**ACTIVITY**
Copy each line of the material below that includes the string "Ruyter".

____________________

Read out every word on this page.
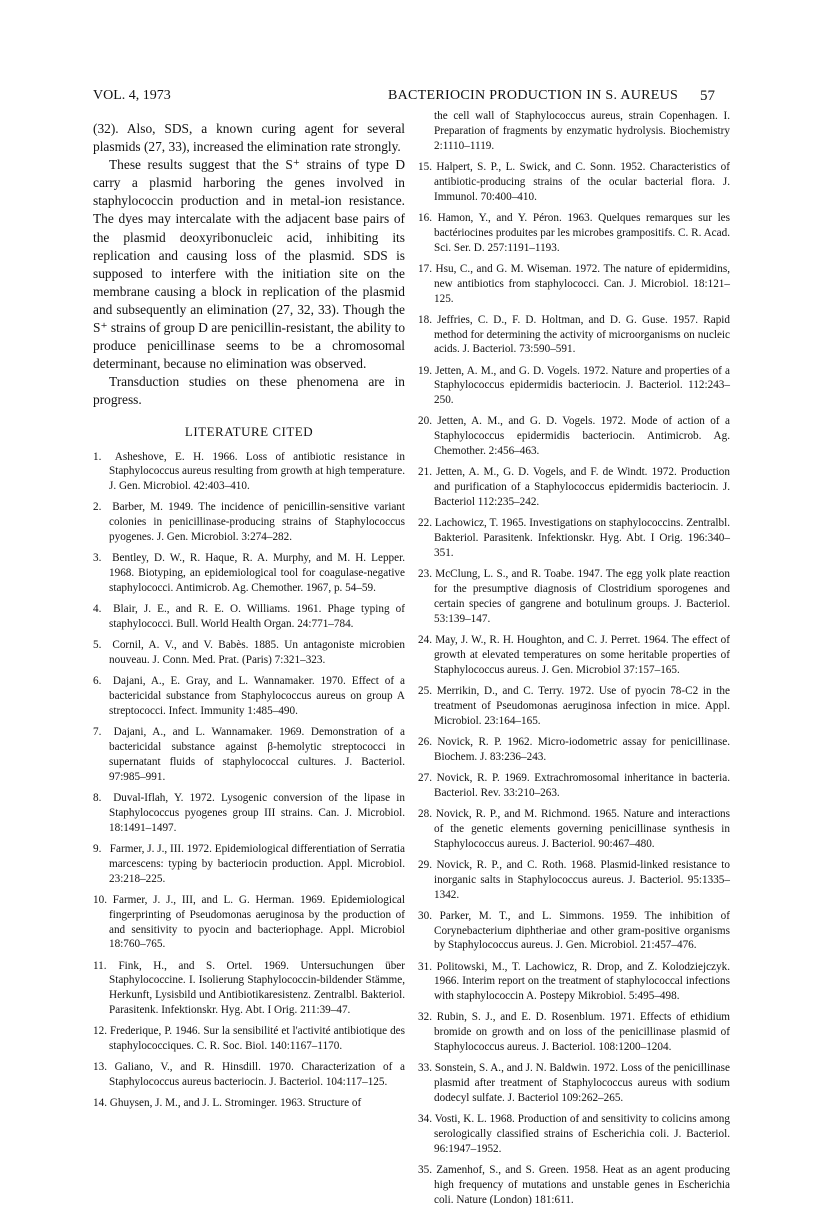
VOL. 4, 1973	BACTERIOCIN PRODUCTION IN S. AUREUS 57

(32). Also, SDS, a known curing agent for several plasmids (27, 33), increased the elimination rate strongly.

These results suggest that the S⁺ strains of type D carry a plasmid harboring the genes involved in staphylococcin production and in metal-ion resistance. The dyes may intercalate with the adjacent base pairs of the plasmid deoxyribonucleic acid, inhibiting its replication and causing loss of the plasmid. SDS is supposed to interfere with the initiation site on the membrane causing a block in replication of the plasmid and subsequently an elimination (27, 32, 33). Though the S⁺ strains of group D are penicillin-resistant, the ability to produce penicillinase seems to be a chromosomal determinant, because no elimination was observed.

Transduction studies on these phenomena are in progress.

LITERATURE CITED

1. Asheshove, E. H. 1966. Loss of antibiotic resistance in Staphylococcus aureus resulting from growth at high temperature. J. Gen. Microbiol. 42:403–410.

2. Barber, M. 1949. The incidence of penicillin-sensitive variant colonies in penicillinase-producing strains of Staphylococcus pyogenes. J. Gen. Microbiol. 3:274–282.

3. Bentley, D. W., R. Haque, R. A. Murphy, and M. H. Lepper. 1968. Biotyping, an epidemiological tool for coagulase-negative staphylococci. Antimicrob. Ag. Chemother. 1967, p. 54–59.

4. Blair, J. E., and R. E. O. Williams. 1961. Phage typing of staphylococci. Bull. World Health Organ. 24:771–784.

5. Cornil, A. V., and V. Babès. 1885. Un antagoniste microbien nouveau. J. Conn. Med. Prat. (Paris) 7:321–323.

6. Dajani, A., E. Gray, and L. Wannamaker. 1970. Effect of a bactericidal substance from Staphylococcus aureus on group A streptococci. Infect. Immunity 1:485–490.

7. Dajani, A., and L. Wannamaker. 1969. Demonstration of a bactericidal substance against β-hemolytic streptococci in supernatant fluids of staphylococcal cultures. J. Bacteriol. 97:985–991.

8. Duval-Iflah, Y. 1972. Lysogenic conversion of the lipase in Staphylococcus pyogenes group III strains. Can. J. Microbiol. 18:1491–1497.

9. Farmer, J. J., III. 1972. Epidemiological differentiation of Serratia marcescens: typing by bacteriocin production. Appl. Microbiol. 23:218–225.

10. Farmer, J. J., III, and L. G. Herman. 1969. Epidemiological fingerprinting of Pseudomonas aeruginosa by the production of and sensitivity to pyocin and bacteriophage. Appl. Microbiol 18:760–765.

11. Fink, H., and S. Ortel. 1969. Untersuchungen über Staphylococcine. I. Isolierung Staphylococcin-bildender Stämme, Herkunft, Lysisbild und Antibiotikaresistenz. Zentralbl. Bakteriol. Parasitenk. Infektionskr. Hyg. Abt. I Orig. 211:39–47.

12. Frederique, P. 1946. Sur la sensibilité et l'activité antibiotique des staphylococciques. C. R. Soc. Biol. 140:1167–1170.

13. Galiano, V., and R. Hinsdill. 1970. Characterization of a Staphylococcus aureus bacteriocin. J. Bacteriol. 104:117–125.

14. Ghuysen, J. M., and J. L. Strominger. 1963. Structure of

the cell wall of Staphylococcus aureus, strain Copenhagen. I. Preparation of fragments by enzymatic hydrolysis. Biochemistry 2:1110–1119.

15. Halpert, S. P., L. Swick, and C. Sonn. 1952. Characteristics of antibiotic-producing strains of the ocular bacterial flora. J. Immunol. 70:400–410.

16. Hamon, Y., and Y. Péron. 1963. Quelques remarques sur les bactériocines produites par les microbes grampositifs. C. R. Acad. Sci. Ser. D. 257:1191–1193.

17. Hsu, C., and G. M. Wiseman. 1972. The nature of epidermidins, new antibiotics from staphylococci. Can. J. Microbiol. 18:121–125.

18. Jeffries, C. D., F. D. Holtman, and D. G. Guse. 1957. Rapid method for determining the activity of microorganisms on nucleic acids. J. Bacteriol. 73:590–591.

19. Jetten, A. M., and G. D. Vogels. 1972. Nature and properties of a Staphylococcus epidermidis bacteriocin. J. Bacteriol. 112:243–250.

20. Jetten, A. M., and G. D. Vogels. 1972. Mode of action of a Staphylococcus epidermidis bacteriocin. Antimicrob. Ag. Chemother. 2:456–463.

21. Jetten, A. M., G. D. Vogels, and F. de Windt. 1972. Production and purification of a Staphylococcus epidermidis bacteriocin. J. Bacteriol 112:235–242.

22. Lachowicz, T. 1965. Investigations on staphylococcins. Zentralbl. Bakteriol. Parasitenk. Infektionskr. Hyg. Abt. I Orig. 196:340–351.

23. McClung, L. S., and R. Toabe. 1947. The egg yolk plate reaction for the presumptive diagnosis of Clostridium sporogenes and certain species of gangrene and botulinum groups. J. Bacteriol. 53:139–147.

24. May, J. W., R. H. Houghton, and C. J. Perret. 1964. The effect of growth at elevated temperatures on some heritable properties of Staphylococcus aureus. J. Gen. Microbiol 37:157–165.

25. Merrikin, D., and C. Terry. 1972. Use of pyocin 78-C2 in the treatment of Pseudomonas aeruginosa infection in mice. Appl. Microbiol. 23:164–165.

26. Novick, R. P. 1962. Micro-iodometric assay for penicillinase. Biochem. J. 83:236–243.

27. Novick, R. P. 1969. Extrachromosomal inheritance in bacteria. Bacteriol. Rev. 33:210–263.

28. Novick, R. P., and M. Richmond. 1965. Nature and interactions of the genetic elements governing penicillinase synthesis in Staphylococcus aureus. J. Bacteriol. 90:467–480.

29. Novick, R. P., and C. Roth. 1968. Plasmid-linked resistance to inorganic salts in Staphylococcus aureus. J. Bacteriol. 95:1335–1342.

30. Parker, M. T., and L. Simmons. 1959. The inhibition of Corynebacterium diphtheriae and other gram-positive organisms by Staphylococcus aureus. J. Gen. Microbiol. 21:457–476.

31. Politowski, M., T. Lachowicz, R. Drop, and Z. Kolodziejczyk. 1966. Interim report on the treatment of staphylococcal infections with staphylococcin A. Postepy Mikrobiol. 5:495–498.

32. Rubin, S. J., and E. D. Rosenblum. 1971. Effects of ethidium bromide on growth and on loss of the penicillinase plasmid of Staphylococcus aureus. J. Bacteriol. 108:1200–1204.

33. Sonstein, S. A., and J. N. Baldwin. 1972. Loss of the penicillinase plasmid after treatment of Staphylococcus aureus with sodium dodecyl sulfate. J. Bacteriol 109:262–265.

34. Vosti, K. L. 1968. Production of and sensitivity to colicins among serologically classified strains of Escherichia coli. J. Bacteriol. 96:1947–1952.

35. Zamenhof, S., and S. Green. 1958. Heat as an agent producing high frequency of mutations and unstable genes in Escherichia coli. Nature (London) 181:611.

____________________

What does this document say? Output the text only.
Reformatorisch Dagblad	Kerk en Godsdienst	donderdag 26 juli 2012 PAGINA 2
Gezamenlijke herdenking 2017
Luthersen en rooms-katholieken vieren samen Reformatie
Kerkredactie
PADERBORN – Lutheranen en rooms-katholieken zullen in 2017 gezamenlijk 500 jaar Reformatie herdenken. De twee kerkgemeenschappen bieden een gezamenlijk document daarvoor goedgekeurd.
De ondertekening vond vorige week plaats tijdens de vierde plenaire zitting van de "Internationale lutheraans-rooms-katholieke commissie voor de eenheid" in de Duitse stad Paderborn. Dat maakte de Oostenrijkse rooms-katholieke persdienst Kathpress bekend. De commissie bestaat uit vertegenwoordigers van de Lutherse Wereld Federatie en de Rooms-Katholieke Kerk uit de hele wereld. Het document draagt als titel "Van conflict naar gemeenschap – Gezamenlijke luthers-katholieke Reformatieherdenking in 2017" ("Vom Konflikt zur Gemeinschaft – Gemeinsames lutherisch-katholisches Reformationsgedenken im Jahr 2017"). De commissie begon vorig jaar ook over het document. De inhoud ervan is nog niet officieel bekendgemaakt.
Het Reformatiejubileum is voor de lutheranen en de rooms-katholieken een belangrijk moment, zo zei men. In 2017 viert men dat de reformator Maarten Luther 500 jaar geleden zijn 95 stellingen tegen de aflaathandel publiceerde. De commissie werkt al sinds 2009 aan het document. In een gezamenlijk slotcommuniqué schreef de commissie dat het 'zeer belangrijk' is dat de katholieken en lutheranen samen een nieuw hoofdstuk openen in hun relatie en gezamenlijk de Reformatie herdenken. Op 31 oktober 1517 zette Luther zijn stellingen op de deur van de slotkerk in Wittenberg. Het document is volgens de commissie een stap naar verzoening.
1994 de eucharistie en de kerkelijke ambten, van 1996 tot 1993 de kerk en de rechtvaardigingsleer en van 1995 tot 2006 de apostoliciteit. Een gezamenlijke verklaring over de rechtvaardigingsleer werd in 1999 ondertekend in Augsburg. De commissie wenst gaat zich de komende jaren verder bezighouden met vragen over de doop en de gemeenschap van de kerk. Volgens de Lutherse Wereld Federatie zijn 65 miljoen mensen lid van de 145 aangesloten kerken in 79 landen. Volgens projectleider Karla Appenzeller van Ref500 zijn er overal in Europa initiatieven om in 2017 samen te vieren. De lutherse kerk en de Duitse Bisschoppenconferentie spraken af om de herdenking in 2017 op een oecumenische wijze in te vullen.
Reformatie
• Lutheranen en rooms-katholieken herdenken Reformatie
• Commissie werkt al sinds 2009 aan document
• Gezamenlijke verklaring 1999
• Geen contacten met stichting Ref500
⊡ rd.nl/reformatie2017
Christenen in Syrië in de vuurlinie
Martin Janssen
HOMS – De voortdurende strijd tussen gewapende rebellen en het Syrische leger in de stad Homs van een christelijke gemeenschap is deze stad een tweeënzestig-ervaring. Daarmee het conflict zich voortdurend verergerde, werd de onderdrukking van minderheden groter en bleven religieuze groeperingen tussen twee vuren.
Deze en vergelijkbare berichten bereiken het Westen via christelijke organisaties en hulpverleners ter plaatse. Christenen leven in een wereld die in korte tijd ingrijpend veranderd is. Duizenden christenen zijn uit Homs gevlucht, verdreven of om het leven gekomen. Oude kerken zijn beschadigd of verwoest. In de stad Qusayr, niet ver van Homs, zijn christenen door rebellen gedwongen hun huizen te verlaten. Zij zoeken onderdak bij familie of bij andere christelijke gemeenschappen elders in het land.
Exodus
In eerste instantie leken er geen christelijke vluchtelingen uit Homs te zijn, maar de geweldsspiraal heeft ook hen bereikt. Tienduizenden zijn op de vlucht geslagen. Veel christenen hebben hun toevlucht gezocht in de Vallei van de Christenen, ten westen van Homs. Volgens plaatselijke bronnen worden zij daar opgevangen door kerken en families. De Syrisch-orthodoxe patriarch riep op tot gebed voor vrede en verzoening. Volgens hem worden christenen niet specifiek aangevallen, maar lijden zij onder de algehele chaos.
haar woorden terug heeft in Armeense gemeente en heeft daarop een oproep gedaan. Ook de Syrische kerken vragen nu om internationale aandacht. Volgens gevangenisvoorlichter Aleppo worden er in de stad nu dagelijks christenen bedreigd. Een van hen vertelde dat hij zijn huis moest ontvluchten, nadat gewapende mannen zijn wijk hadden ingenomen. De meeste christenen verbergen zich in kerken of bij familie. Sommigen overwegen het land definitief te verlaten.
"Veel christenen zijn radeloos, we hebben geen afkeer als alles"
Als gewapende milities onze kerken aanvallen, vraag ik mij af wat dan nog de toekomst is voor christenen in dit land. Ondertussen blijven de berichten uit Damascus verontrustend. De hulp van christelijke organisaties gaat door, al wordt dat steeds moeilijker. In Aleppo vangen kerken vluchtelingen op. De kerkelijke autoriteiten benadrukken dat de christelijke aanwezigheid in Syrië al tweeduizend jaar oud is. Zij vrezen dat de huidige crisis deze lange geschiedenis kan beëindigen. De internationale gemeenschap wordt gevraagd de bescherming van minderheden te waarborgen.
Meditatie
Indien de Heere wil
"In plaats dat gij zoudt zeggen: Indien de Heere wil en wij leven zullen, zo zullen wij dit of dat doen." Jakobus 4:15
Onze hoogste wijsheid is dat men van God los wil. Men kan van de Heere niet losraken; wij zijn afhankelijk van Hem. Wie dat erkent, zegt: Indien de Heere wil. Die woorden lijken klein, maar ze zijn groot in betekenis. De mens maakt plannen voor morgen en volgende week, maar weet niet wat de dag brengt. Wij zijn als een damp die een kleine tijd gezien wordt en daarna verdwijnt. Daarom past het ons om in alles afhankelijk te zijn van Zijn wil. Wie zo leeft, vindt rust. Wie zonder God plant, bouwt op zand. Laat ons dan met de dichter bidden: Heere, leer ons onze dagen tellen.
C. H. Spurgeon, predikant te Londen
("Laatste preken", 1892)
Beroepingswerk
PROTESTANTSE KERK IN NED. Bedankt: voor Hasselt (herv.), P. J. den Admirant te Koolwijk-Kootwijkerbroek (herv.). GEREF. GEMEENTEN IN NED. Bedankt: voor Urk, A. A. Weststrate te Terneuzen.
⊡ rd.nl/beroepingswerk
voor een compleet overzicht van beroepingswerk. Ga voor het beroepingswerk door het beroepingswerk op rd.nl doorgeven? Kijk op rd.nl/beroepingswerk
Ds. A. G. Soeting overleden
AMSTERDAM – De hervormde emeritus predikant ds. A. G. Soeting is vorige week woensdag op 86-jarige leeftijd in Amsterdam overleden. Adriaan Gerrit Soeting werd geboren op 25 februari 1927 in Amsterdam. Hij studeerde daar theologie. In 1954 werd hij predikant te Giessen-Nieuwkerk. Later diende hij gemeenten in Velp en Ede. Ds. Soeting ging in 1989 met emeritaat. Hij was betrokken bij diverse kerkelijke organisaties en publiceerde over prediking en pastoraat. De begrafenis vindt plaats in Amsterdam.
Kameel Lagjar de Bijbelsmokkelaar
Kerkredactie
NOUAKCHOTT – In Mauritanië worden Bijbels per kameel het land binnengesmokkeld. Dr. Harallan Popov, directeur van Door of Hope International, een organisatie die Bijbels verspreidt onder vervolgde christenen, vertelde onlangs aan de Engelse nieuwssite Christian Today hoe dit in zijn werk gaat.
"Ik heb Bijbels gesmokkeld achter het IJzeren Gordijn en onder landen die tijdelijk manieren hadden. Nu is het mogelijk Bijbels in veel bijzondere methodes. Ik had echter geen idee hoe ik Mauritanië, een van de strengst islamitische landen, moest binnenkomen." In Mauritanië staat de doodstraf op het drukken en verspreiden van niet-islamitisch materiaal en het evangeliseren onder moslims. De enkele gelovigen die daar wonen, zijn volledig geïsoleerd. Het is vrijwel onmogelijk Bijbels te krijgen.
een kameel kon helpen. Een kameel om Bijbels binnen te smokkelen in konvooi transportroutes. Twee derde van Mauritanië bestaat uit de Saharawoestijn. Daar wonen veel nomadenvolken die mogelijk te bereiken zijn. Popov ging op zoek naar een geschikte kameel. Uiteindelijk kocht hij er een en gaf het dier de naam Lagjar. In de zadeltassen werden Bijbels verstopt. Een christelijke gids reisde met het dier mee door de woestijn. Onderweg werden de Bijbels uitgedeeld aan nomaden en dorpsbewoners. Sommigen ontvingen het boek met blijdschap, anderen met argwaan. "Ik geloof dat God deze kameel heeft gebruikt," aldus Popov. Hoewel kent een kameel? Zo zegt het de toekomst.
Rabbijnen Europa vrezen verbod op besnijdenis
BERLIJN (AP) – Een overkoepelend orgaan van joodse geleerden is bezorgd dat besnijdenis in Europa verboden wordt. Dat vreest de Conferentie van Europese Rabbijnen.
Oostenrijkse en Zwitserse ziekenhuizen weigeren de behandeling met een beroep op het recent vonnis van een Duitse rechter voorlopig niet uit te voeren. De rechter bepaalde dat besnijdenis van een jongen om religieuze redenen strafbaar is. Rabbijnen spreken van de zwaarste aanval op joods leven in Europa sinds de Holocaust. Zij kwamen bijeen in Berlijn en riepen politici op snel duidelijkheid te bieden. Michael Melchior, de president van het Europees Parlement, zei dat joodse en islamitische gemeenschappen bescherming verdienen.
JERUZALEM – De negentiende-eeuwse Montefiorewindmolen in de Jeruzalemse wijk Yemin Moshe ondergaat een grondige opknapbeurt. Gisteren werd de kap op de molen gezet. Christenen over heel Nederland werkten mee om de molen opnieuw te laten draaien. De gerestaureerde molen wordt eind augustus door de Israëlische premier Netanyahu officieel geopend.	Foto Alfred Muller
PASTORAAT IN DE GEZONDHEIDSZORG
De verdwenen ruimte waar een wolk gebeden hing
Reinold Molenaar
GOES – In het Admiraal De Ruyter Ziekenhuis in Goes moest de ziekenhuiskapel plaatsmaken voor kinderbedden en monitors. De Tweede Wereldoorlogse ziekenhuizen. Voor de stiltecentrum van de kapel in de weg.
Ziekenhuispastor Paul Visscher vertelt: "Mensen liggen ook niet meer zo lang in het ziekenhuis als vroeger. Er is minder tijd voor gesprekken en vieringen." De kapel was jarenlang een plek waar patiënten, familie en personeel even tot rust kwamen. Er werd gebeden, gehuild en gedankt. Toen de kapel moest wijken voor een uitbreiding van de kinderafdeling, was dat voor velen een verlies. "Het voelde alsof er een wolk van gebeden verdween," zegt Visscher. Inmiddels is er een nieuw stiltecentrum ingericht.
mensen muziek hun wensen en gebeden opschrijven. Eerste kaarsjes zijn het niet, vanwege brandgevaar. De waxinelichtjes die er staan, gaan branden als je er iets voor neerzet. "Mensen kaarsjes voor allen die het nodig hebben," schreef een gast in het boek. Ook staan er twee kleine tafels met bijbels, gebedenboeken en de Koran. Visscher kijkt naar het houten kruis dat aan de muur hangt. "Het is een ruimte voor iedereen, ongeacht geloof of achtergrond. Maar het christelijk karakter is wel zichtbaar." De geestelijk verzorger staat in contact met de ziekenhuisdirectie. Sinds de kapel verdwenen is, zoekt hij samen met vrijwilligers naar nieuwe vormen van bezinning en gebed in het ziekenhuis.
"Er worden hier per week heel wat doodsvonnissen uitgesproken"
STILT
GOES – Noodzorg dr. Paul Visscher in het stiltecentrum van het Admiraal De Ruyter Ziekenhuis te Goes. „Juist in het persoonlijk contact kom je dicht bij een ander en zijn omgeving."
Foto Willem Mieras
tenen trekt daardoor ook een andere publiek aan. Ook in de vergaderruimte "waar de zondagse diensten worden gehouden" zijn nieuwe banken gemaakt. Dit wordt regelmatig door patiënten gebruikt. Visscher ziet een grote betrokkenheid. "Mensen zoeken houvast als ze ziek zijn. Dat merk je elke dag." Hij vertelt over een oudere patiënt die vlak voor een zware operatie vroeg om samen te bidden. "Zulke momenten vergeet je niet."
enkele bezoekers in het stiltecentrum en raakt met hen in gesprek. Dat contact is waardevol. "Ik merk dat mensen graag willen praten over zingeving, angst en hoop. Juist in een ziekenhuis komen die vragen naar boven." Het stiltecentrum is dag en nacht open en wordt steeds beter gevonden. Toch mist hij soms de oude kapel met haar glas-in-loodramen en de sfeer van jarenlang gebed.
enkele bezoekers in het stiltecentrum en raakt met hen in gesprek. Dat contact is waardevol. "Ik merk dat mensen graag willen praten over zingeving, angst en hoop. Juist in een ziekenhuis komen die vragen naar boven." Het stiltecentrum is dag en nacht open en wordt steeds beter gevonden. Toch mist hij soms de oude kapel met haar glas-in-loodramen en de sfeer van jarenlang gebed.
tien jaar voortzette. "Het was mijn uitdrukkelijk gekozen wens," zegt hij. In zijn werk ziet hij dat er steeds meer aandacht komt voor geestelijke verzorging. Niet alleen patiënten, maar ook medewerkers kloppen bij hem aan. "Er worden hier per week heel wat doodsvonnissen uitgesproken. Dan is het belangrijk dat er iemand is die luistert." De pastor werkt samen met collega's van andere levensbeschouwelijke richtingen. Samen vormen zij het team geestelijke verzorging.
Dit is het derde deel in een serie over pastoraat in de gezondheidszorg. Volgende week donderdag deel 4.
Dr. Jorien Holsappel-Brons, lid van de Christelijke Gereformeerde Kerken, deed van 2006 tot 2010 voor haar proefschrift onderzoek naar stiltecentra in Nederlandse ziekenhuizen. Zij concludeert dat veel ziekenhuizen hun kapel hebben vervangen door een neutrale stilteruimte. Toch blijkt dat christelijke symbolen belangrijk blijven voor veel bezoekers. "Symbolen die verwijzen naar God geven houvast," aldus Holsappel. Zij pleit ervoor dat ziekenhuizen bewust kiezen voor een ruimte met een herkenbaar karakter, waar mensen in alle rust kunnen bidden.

____________________

**PROBLEM SOLUTION**
GOES – In het Admiraal De Ruyter Ziekenhuis in Goes moest de ziekenhuiskapel plaatsmaken voor kinderbedden en monitors. De Tweede Wereldoorlogse ziekenhuizen. Voor de stiltecentrum van de kapel in de weg.
GOES – Noodzorg dr. Paul Visscher in het stiltecentrum van het Admiraal De Ruyter Ziekenhuis te Goes. „Juist in het persoonlijk contact kom je dicht bij een ander en zijn omgeving."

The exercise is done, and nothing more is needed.